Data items
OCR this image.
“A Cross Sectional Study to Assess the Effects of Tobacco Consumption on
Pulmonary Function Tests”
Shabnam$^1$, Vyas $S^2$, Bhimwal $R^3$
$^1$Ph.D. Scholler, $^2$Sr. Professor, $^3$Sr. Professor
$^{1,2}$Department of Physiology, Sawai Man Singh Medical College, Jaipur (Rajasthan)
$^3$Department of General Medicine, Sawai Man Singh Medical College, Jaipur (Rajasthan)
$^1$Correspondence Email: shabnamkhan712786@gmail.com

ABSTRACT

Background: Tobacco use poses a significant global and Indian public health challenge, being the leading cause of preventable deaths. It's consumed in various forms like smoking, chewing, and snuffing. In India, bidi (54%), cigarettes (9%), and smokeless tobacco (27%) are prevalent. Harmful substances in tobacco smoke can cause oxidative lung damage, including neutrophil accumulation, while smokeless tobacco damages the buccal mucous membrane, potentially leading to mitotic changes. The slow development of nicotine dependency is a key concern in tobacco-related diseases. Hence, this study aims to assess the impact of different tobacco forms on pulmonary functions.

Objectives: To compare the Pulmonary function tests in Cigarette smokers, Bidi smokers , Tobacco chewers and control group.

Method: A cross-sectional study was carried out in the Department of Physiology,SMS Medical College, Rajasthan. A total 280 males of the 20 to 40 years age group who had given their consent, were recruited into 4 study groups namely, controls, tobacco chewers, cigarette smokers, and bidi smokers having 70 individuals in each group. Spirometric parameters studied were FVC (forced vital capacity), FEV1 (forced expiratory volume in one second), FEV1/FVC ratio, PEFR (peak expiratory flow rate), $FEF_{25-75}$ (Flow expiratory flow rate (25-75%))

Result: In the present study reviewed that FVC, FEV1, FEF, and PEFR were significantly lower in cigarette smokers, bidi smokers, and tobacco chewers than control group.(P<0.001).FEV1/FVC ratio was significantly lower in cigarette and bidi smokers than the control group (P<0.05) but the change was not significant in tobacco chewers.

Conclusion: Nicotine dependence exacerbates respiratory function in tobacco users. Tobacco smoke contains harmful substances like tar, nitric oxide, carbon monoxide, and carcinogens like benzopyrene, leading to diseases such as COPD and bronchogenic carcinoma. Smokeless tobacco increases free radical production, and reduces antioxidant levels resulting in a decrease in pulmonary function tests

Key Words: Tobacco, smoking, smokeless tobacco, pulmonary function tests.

_SET PROBLEM_. Copy down the material exactly as written.

_REPLY TO THE TASK_.
OCR this image.
“A Cross Sectional Study to Assess the Effects of Tobacco Consumption on
Pulmonary Function Tests”
Shabnam$^1$, Vyas $S^2$, Bhimwal $R^3$
$^1$Ph.D. Scholler, $^2$Sr. Professor, $^3$Sr. Professor
$^{1,2}$Department of Physiology, Sawai Man Singh Medical College, Jaipur (Rajasthan)
$^3$Department of General Medicine, Sawai Man Singh Medical College, Jaipur (Rajasthan)
$^1$Correspondence Email: shabnamkhan712786@gmail.com

ABSTRACT

Background: Tobacco use poses a significant global and Indian public health challenge, being the leading cause of preventable deaths. It's consumed in various forms like smoking, chewing, and snuffing. In India, bidi (54%), cigarettes (9%), and smokeless tobacco (27%) are prevalent. Harmful substances in tobacco smoke can cause oxidative lung damage, including neutrophil accumulation, while smokeless tobacco damages the buccal mucous membrane, potentially leading to mitotic changes. The slow development of nicotine dependency is a key concern in tobacco-related diseases. Hence, this study aims to assess the impact of different tobacco forms on pulmonary functions.

Objectives: To compare the Pulmonary function tests in Cigarette smokers, Bidi smokers , Tobacco chewers and control group.

Method: A cross-sectional study was carried out in the Department of Physiology,SMS Medical College, Rajasthan. A total 280 males of the 20 to 40 years age group who had given their consent, were recruited into 4 study groups namely, controls, tobacco chewers, cigarette smokers, and bidi smokers having 70 individuals in each group. Spirometric parameters studied were FVC (forced vital capacity), FEV1 (forced expiratory volume in one second), FEV1/FVC ratio, PEFR (peak expiratory flow rate), $FEF_{25-75}$ (Flow expiratory flow rate (25-75%))

Result: In the present study reviewed that FVC, FEV1, FEF, and PEFR were significantly lower in cigarette smokers, bidi smokers, and tobacco chewers than control group.(P<0.001).FEV1/FVC ratio was significantly lower in cigarette and bidi smokers than the control group (P<0.05) but the change was not significant in tobacco chewers.

Conclusion: Nicotine dependence exacerbates respiratory function in tobacco users. Tobacco smoke contains harmful substances like tar, nitric oxide, carbon monoxide, and carcinogens like benzopyrene, leading to diseases such as COPD and bronchogenic carcinoma. Smokeless tobacco increases free radical production, and reduces antioxidant levels resulting in a decrease in pulmonary function tests

Key Words: Tobacco, smoking, smokeless tobacco, pulmonary function tests.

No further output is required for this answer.